Job: Return all lines from the listing below in which the string "Auto" occurs.
☆ ☆ ☆ ☆ ☆
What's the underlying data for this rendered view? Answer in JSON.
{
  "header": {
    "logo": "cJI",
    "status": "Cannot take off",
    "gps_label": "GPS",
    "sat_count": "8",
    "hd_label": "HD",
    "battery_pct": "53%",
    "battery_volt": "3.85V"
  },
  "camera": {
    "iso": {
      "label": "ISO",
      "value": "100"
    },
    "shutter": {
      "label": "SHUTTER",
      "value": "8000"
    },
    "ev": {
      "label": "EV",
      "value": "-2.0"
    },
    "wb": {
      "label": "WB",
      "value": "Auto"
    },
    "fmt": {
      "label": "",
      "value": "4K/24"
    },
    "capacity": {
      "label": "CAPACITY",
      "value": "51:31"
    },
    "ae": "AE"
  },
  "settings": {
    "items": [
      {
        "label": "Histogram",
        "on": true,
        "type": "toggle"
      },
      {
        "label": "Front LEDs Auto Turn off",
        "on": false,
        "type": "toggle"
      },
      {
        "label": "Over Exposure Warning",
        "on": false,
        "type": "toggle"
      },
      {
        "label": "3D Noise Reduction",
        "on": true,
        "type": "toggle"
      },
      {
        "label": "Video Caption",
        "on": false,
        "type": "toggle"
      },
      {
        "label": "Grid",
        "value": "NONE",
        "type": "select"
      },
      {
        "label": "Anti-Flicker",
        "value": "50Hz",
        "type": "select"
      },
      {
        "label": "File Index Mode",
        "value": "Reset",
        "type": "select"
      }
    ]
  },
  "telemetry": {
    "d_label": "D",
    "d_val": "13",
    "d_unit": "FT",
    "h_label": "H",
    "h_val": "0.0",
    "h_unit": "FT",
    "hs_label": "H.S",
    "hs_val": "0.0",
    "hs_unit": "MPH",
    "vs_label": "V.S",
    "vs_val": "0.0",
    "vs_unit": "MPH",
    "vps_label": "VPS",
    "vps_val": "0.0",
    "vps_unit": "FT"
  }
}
☆ ☆ ☆ ☆ ☆
Exercise answer:
      "value": "Auto"
        "label": "Front LEDs Auto Turn off",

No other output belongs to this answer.